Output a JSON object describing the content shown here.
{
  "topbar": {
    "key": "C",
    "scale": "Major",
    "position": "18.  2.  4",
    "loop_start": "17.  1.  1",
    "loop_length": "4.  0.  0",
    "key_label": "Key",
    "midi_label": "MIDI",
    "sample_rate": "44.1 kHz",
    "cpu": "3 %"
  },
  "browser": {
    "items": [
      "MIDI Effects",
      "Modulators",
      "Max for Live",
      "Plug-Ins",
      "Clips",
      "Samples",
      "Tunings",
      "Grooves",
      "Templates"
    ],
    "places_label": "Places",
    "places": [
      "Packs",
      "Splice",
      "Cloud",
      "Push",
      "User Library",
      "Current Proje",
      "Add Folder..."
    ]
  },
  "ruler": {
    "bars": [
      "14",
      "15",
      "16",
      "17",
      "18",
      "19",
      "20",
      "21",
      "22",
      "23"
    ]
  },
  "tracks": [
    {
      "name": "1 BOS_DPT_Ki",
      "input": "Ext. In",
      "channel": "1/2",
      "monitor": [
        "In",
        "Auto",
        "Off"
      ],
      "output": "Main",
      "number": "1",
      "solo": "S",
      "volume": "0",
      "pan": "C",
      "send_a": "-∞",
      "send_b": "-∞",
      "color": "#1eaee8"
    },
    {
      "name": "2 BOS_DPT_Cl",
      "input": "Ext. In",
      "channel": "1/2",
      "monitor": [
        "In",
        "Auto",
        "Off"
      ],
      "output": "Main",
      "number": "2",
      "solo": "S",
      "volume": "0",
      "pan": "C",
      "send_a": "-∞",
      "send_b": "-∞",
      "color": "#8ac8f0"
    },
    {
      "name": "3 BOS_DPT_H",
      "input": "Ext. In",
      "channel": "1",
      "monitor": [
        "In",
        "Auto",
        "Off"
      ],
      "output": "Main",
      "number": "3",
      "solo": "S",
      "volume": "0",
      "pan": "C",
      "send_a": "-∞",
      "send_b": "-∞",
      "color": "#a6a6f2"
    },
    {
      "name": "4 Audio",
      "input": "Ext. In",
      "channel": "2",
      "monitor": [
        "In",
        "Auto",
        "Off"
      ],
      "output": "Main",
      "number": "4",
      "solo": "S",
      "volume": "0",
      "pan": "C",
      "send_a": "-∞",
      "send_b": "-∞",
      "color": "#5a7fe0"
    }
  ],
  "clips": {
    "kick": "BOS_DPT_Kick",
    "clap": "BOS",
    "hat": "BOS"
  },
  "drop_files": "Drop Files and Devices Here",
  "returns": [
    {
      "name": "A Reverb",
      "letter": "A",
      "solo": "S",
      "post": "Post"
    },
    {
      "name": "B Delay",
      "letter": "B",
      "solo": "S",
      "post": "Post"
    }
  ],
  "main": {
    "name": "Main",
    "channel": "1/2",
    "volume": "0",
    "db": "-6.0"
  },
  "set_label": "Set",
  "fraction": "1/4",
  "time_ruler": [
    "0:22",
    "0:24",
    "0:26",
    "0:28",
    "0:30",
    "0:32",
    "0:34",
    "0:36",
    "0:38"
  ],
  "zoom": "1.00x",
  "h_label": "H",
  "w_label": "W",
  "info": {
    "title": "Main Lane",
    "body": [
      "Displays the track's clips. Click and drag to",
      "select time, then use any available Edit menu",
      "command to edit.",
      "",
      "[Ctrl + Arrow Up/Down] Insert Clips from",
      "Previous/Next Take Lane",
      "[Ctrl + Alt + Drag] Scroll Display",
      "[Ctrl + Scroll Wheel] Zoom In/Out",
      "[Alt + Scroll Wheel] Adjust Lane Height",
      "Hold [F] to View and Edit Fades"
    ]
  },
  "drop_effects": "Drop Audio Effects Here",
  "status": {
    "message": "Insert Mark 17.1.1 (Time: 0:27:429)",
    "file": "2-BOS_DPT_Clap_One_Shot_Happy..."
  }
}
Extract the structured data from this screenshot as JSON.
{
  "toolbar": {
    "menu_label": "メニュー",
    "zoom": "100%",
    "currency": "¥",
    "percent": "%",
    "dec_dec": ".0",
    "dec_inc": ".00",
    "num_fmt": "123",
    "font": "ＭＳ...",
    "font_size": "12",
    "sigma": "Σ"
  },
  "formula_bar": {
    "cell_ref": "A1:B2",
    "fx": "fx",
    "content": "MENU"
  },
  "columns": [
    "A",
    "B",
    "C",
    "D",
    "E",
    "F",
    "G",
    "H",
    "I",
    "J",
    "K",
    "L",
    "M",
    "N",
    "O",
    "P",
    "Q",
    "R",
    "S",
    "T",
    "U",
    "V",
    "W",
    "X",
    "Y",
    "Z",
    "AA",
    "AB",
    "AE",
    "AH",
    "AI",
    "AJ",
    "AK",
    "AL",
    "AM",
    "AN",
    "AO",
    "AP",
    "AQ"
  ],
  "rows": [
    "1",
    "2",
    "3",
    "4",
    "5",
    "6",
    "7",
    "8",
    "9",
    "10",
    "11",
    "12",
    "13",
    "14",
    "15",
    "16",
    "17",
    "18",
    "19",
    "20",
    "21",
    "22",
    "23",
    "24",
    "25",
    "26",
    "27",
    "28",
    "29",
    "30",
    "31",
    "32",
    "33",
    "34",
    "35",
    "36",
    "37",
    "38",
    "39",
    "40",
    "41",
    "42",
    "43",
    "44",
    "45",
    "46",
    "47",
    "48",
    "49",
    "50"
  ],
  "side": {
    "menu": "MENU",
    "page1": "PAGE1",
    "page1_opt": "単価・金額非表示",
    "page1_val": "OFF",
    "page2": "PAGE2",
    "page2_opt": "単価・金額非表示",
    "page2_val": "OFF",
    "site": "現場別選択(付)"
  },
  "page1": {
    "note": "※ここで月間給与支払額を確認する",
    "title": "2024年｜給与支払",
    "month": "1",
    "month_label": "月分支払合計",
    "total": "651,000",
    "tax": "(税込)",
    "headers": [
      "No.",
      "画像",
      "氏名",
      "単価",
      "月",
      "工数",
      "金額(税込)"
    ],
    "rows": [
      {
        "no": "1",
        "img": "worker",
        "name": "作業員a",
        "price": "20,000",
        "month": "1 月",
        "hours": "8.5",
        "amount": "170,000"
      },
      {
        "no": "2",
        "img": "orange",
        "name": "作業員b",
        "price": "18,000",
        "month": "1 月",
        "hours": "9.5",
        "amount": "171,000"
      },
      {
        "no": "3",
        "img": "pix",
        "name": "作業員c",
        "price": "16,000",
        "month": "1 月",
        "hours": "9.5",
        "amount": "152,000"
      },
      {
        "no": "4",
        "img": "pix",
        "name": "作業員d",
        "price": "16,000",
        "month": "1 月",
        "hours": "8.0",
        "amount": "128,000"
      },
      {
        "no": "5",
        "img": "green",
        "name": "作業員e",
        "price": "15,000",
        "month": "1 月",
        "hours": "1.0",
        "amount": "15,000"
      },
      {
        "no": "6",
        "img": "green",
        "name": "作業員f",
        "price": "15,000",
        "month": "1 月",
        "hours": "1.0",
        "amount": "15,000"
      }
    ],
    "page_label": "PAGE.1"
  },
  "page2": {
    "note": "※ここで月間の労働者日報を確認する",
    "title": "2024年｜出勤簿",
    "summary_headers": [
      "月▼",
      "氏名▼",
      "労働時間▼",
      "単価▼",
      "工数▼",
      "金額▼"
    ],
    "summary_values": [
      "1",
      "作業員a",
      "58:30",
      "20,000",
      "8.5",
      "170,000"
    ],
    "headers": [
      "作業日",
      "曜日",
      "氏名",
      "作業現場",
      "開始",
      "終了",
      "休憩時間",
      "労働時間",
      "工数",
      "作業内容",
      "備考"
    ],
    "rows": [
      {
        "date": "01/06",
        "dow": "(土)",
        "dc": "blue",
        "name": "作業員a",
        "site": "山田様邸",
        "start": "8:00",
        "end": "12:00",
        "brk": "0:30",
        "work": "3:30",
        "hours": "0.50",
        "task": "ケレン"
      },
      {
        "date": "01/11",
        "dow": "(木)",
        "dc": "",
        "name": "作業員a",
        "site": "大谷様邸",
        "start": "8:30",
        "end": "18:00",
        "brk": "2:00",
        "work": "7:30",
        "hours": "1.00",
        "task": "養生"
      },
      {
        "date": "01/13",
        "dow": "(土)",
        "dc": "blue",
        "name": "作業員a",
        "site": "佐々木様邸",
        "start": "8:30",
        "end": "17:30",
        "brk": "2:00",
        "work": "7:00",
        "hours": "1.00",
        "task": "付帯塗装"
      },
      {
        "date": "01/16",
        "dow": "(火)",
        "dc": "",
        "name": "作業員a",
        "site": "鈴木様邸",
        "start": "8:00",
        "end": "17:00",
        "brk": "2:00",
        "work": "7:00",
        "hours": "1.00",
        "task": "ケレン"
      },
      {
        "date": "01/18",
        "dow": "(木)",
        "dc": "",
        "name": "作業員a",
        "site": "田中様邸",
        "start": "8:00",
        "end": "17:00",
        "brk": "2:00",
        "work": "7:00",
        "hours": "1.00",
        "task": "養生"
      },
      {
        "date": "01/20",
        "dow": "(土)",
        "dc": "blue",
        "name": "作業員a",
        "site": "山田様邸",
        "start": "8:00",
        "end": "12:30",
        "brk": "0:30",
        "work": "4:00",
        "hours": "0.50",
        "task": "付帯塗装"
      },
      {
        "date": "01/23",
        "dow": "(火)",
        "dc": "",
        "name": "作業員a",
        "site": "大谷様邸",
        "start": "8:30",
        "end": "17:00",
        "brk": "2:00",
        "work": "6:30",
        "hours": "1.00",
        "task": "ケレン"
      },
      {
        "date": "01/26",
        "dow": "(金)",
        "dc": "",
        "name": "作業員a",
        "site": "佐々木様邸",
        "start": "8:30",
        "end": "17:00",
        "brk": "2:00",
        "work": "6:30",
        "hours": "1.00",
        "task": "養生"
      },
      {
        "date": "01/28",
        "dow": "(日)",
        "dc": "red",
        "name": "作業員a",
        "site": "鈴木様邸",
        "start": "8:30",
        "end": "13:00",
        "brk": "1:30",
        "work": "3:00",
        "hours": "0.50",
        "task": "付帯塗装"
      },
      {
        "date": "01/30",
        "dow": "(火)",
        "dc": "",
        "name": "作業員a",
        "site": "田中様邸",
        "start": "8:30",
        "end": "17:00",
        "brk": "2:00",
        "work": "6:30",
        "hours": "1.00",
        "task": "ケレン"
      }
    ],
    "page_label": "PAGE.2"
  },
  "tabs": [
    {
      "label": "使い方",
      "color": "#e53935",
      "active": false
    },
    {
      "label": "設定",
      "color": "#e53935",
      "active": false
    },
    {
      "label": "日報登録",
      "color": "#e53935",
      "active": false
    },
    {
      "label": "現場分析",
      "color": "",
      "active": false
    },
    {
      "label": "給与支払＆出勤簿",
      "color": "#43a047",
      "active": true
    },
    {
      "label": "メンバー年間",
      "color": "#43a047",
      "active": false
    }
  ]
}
--------------------------------
Exercise task:
From the entries above, copy each line holding "Insert".

The completed task:
      "[Ctrl + Arrow Up/Down] Insert Clips from",
    "message": "Insert Mark 17.1.1 (Time: 0:27:429)",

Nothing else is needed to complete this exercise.